> _Stated goal_:
Print again, with no changes, the lines that run from the one containing "svg-text:1885.00: 1885.00: [1691, 128, 1725, 139]" through the one containing "svg-text:3 Jun 08:00: 3", both of those included.

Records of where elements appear
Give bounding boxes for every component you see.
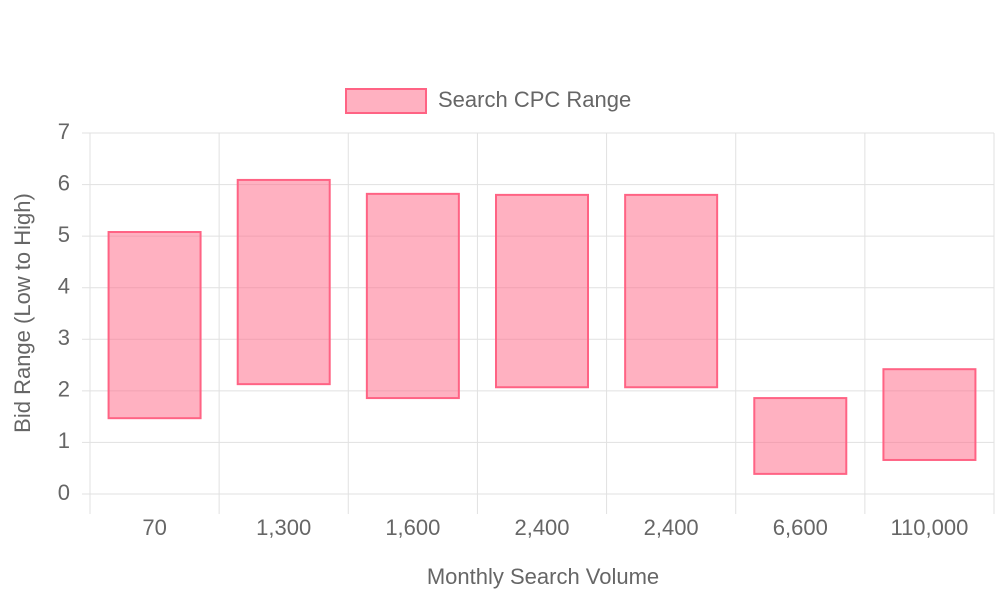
x-tick-label: 70 — [142, 515, 166, 540]
bar — [365, 192, 460, 400]
x-tick-label: 6,600 — [773, 515, 828, 540]
y-tick-label: 6 — [58, 170, 70, 195]
y-tick-label: 0 — [58, 480, 70, 505]
y-tick-label: 3 — [58, 325, 70, 350]
y-tick-label: 4 — [58, 274, 70, 299]
x-axis-title: Monthly Search Volume — [427, 564, 659, 589]
y-tick-label: 5 — [58, 222, 70, 247]
bar — [753, 397, 848, 475]
y-tick-label: 7 — [58, 119, 70, 144]
bar — [107, 231, 202, 420]
x-tick-label: 2,400 — [514, 515, 569, 540]
x-tick-label: 110,000 — [890, 515, 968, 540]
legend-label: Search CPC Range — [438, 87, 631, 112]
x-tick-label: 1,300 — [256, 515, 311, 540]
bar — [882, 368, 977, 461]
bar — [236, 178, 331, 386]
x-tick-label: 2,400 — [644, 515, 699, 540]
bar — [624, 193, 719, 389]
legend-swatch — [345, 88, 427, 114]
y-tick-label: 1 — [58, 428, 70, 453]
y-axis-title: Bid Range (Low to High) — [10, 193, 35, 433]
y-tick-label: 2 — [58, 377, 70, 402]
bar — [495, 193, 589, 389]
x-tick-label: 1,600 — [385, 515, 440, 540]
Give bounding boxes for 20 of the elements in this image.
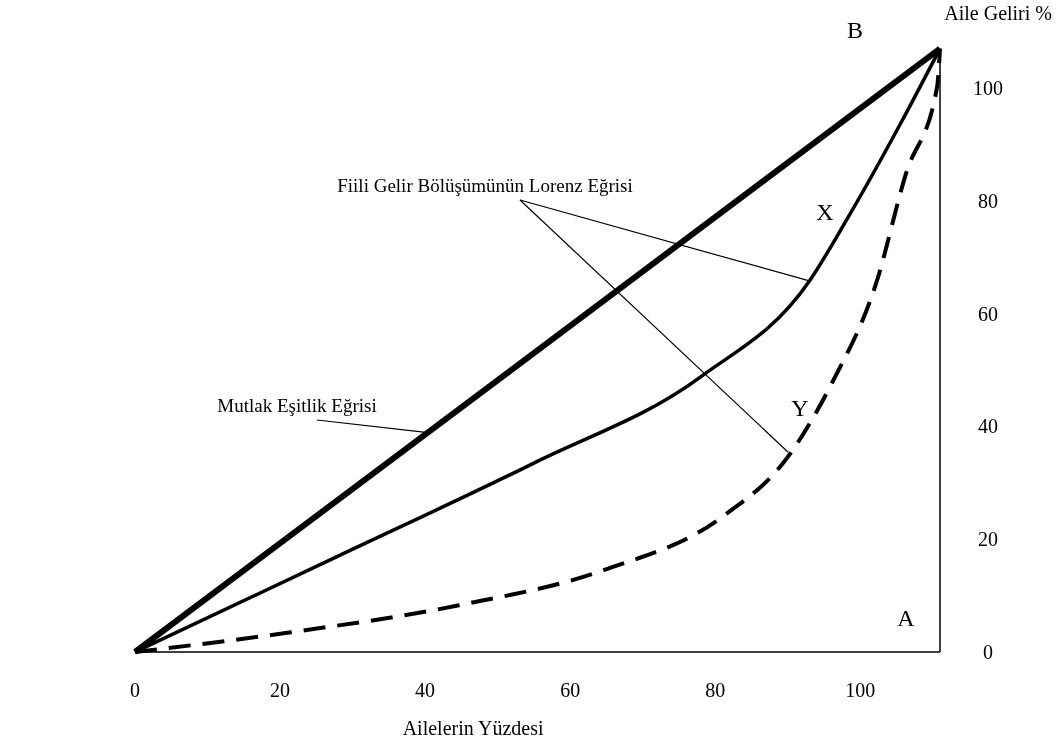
x-tick-label: 80 [705,679,726,701]
y-tick-label: 40 [978,415,998,438]
annotation: Fiili Gelir Bölüşümünün Lorenz Eğrisi [337,175,633,196]
annotation: X [816,199,834,225]
text: B [846,17,864,43]
x-tick-label: 40 [415,679,436,701]
x-tick-label: 100 [845,679,876,701]
annotation: Mutlak Eşitlik Eğrisi [217,395,377,416]
y-tick-label: 60 [978,302,998,325]
x-tick-label: 20 [270,679,291,701]
x-tick-label: 60 [560,679,581,701]
y-tick-label: 100 [973,77,1003,100]
y-tick-label: 0 [983,641,993,663]
annotation: Y [791,395,809,421]
annotation: A [897,605,916,631]
x-tick-label: 0 [130,679,140,701]
y-axis-title: Aile Geliri % [944,2,1052,24]
y-tick-label: 80 [978,189,998,212]
y-tick-label: 20 [978,528,998,551]
x-axis-title: Ailelerin Yüzdesi [402,717,544,739]
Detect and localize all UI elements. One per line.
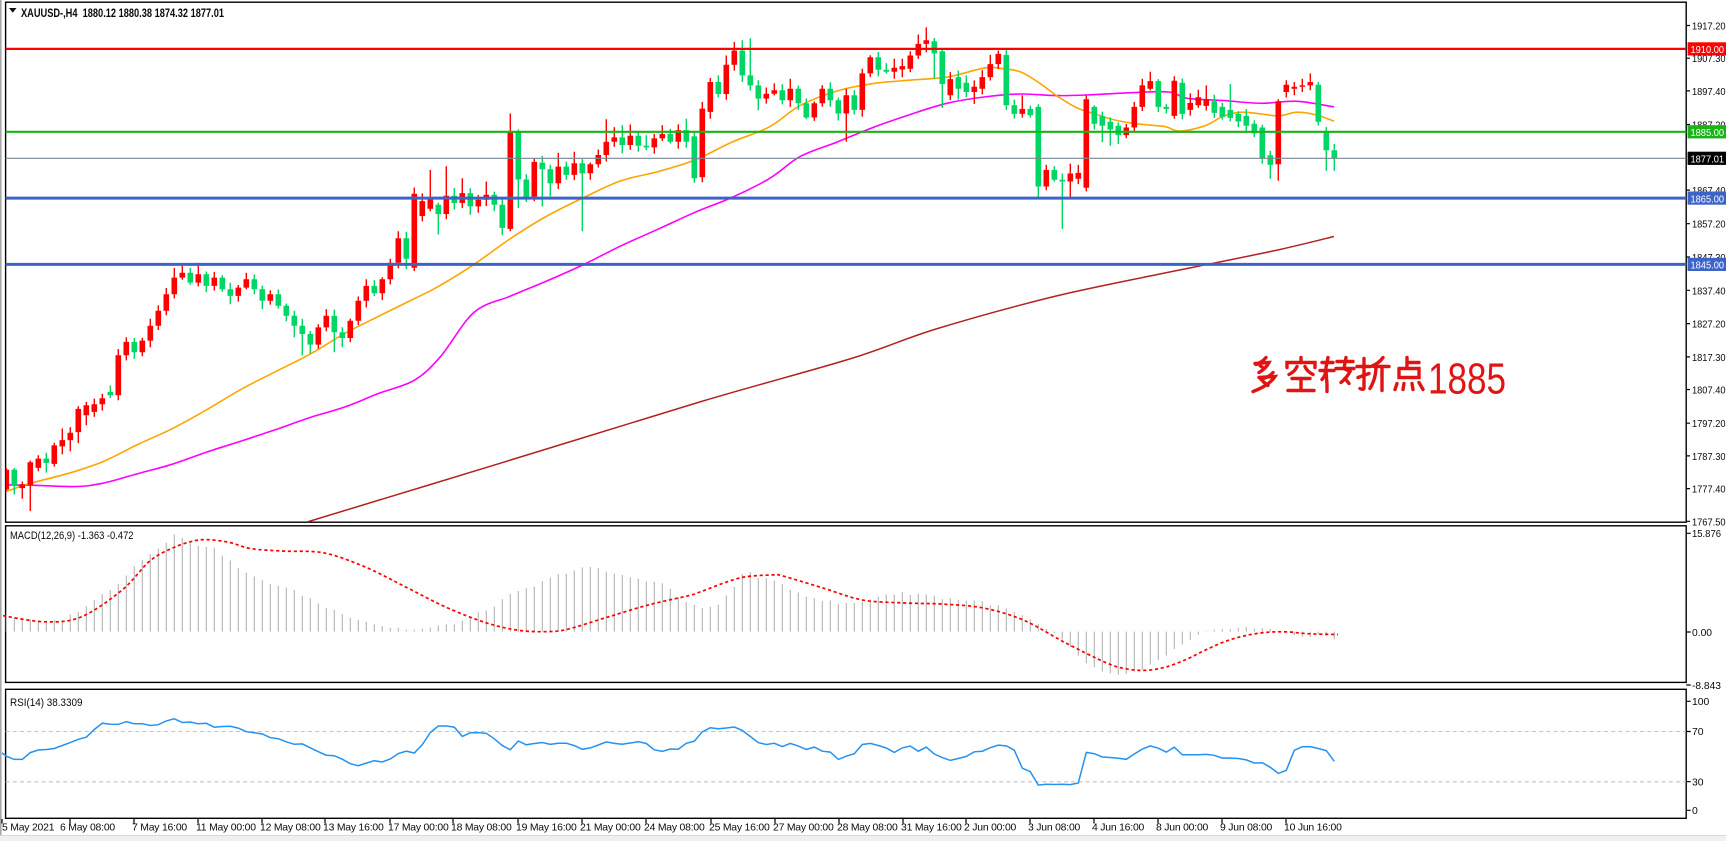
svg-text:1885.00: 1885.00: [1691, 128, 1725, 139]
svg-text:0.00: 0.00: [1692, 628, 1712, 639]
svg-text:5 May 2021: 5 May 2021: [2, 823, 55, 834]
svg-text:25 May 16:00: 25 May 16:00: [709, 823, 770, 834]
svg-text:10 Jun 16:00: 10 Jun 16:00: [1284, 823, 1342, 834]
svg-text:1767.50: 1767.50: [1692, 517, 1726, 528]
svg-text:RSI(14) 38.3309: RSI(14) 38.3309: [10, 697, 83, 709]
svg-text:24 May 08:00: 24 May 08:00: [644, 823, 705, 834]
svg-text:13 May 16:00: 13 May 16:00: [323, 823, 384, 834]
svg-text:1797.20: 1797.20: [1692, 419, 1726, 430]
svg-text:12 May 08:00: 12 May 08:00: [260, 823, 321, 834]
svg-text:21 May 00:00: 21 May 00:00: [580, 823, 641, 834]
svg-text:1917.20: 1917.20: [1692, 22, 1726, 33]
svg-text:31 May 16:00: 31 May 16:00: [901, 823, 962, 834]
svg-text:1807.40: 1807.40: [1692, 386, 1726, 397]
svg-text:15.876: 15.876: [1692, 529, 1721, 540]
svg-text:1910.00: 1910.00: [1691, 45, 1725, 56]
svg-text:28 May 08:00: 28 May 08:00: [837, 823, 898, 834]
svg-text:8 Jun 00:00: 8 Jun 00:00: [1156, 823, 1209, 834]
svg-text:11 May 00:00: 11 May 00:00: [196, 823, 256, 834]
svg-text:7 May 16:00: 7 May 16:00: [132, 823, 187, 834]
svg-text:-8.843: -8.843: [1692, 681, 1721, 692]
svg-text:1857.20: 1857.20: [1692, 220, 1726, 231]
svg-text:19 May 16:00: 19 May 16:00: [516, 823, 577, 834]
svg-text:1897.40: 1897.40: [1692, 87, 1726, 98]
svg-text:100: 100: [1692, 697, 1710, 708]
svg-text:27 May 00:00: 27 May 00:00: [773, 823, 834, 834]
svg-text:1885: 1885: [1428, 355, 1506, 404]
svg-text:9 Jun 08:00: 9 Jun 08:00: [1220, 823, 1273, 834]
svg-text:1845.00: 1845.00: [1691, 261, 1725, 272]
svg-text:1827.20: 1827.20: [1692, 320, 1726, 331]
svg-text:70: 70: [1692, 727, 1704, 738]
svg-text:MACD(12,26,9) -1.363 -0.472: MACD(12,26,9) -1.363 -0.472: [10, 530, 134, 542]
svg-text:1877.01: 1877.01: [1691, 155, 1725, 166]
svg-text:4 Jun 16:00: 4 Jun 16:00: [1092, 823, 1145, 834]
svg-text:1837.40: 1837.40: [1692, 286, 1726, 297]
svg-text:XAUUSD-,H4 1880.12 1880.38 18: XAUUSD-,H4 1880.12 1880.38 1874.32 1877.…: [21, 6, 224, 20]
svg-text:6 May 08:00: 6 May 08:00: [60, 823, 115, 834]
svg-text:1907.30: 1907.30: [1692, 54, 1726, 65]
svg-text:30: 30: [1692, 777, 1704, 788]
svg-text:3 Jun 08:00: 3 Jun 08:00: [1028, 823, 1081, 834]
svg-text:1865.00: 1865.00: [1691, 194, 1725, 205]
svg-text:17 May 00:00: 17 May 00:00: [388, 823, 449, 834]
svg-text:1777.40: 1777.40: [1692, 485, 1726, 496]
svg-text:2 Jun 00:00: 2 Jun 00:00: [964, 823, 1017, 834]
svg-text:18 May 08:00: 18 May 08:00: [451, 823, 512, 834]
svg-text:1787.30: 1787.30: [1692, 452, 1726, 463]
svg-text:1817.30: 1817.30: [1692, 353, 1726, 364]
svg-text:0: 0: [1692, 806, 1698, 817]
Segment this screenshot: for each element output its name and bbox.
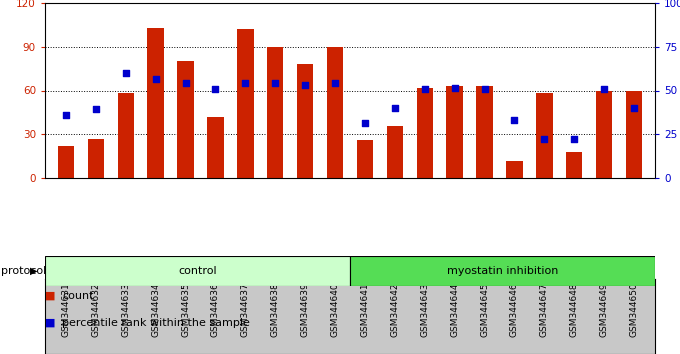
Bar: [596, 91, 613, 178]
Point: [61, 113, 71, 118]
Text: GSM344648: GSM344648: [570, 282, 579, 337]
FancyBboxPatch shape: [45, 256, 350, 286]
Point: [420, 86, 430, 92]
Text: GSM344646: GSM344646: [510, 282, 519, 337]
Bar: [118, 93, 134, 178]
Point: [509, 117, 520, 122]
Point: [628, 105, 639, 111]
Bar: [536, 93, 553, 178]
Text: GSM344640: GSM344640: [330, 282, 339, 337]
Text: GSM344647: GSM344647: [540, 282, 549, 337]
Text: count: count: [62, 291, 94, 301]
Bar: [58, 146, 74, 178]
Text: percentile rank within the sample: percentile rank within the sample: [62, 318, 250, 327]
Point: [300, 82, 311, 87]
Point: [120, 70, 131, 76]
Text: ■: ■: [45, 291, 56, 301]
Point: [390, 105, 401, 111]
Bar: [297, 64, 313, 178]
Bar: [417, 87, 433, 178]
Point: [240, 80, 251, 86]
Text: GSM344643: GSM344643: [420, 282, 429, 337]
Text: GSM344637: GSM344637: [241, 282, 250, 337]
Text: GSM344644: GSM344644: [450, 282, 459, 337]
Text: GSM344634: GSM344634: [151, 282, 160, 337]
Text: GSM344649: GSM344649: [600, 282, 609, 337]
Text: GSM344641: GSM344641: [360, 282, 369, 337]
Text: GSM344635: GSM344635: [181, 282, 190, 337]
Text: GSM344631: GSM344631: [61, 282, 71, 337]
Bar: [626, 91, 643, 178]
Bar: [447, 86, 463, 178]
Bar: [148, 28, 164, 178]
Point: [479, 86, 490, 92]
Point: [598, 86, 609, 92]
Text: control: control: [178, 266, 217, 276]
Text: GSM344636: GSM344636: [211, 282, 220, 337]
Text: myostatin inhibition: myostatin inhibition: [447, 266, 558, 276]
Bar: [267, 47, 284, 178]
Point: [210, 86, 221, 92]
Text: GSM344642: GSM344642: [390, 282, 399, 337]
Point: [569, 136, 580, 142]
Text: GSM344650: GSM344650: [630, 282, 639, 337]
Bar: [387, 126, 403, 178]
Text: GSM344639: GSM344639: [301, 282, 309, 337]
Text: GSM344633: GSM344633: [121, 282, 131, 337]
Bar: [207, 117, 224, 178]
Point: [90, 107, 101, 112]
Point: [270, 80, 281, 86]
Text: GSM344638: GSM344638: [271, 282, 279, 337]
Point: [539, 136, 550, 142]
Bar: [237, 29, 254, 178]
Bar: [177, 61, 194, 178]
Text: protocol: protocol: [1, 266, 47, 276]
Text: GSM344645: GSM344645: [480, 282, 489, 337]
Bar: [357, 140, 373, 178]
Text: ■: ■: [45, 318, 56, 327]
Point: [360, 120, 371, 125]
Bar: [566, 152, 583, 178]
Point: [150, 76, 161, 82]
Point: [330, 80, 341, 86]
Bar: [476, 86, 493, 178]
Text: GSM344632: GSM344632: [91, 282, 101, 337]
Point: [180, 80, 191, 86]
Bar: [327, 47, 343, 178]
Text: ▶: ▶: [30, 266, 37, 276]
Bar: [88, 139, 104, 178]
Bar: [506, 160, 523, 178]
Point: [449, 85, 460, 90]
FancyBboxPatch shape: [350, 256, 655, 286]
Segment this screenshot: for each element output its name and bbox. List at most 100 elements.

> _Answer_:
svg-text:1885.00: 1885.00: [1691, 128, 1725, 139]
svg-text:0.00: 0.00: [1692, 628, 1712, 639]
svg-text:5 May 2021: 5 May 2021: [2, 823, 55, 834]
svg-text:25 May 16:00: 25 May 16:00: [709, 823, 770, 834]
svg-text:10 Jun 16:00: 10 Jun 16:00: [1284, 823, 1342, 834]
svg-text:1767.50: 1767.50: [1692, 517, 1726, 528]
svg-text:RSI(14) 38.3309: RSI(14) 38.3309: [10, 697, 83, 709]
svg-text:24 May 08:00: 24 May 08:00: [644, 823, 705, 834]
svg-text:13 May 16:00: 13 May 16:00: [323, 823, 384, 834]
svg-text:1797.20: 1797.20: [1692, 419, 1726, 430]
svg-text:12 May 08:00: 12 May 08:00: [260, 823, 321, 834]
svg-text:21 May 00:00: 21 May 00:00: [580, 823, 641, 834]
svg-text:1917.20: 1917.20: [1692, 22, 1726, 33]
svg-text:31 May 16:00: 31 May 16:00: [901, 823, 962, 834]
svg-text:1807.40: 1807.40: [1692, 386, 1726, 397]
svg-text:15.876: 15.876: [1692, 529, 1721, 540]
svg-text:1910.00: 1910.00: [1691, 45, 1725, 56]
svg-text:28 May 08:00: 28 May 08:00: [837, 823, 898, 834]
svg-text:8 Jun 00:00: 8 Jun 00:00: [1156, 823, 1209, 834]
svg-text:11 May 00:00: 11 May 00:00: [196, 823, 256, 834]
svg-text:7 May 16:00: 7 May 16:00: [132, 823, 187, 834]
svg-text:-8.843: -8.843: [1692, 681, 1721, 692]
svg-text:1857.20: 1857.20: [1692, 220, 1726, 231]
svg-text:19 May 16:00: 19 May 16:00: [516, 823, 577, 834]
svg-text:1897.40: 1897.40: [1692, 87, 1726, 98]
svg-text:100: 100: [1692, 697, 1710, 708]
svg-text:27 May 00:00: 27 May 00:00: [773, 823, 834, 834]
svg-text:1885: 1885: [1428, 355, 1506, 404]
svg-text:9 Jun 08:00: 9 Jun 08:00: [1220, 823, 1273, 834]
svg-text:1845.00: 1845.00: [1691, 261, 1725, 272]
svg-text:1827.20: 1827.20: [1692, 320, 1726, 331]
svg-text:70: 70: [1692, 727, 1704, 738]
svg-text:MACD(12,26,9) -1.363 -0.472: MACD(12,26,9) -1.363 -0.472: [10, 530, 134, 542]
svg-text:1877.01: 1877.01: [1691, 155, 1725, 166]
svg-text:4 Jun 16:00: 4 Jun 16:00: [1092, 823, 1145, 834]
svg-text:1837.40: 1837.40: [1692, 286, 1726, 297]
svg-text:XAUUSD-,H4 1880.12 1880.38 18: XAUUSD-,H4 1880.12 1880.38 1874.32 1877.…: [21, 6, 224, 20]
svg-text:6 May 08:00: 6 May 08:00: [60, 823, 115, 834]
svg-text:1907.30: 1907.30: [1692, 54, 1726, 65]
svg-text:30: 30: [1692, 777, 1704, 788]
svg-text:3 Jun 08:00: 3 Jun 08:00: [1028, 823, 1081, 834]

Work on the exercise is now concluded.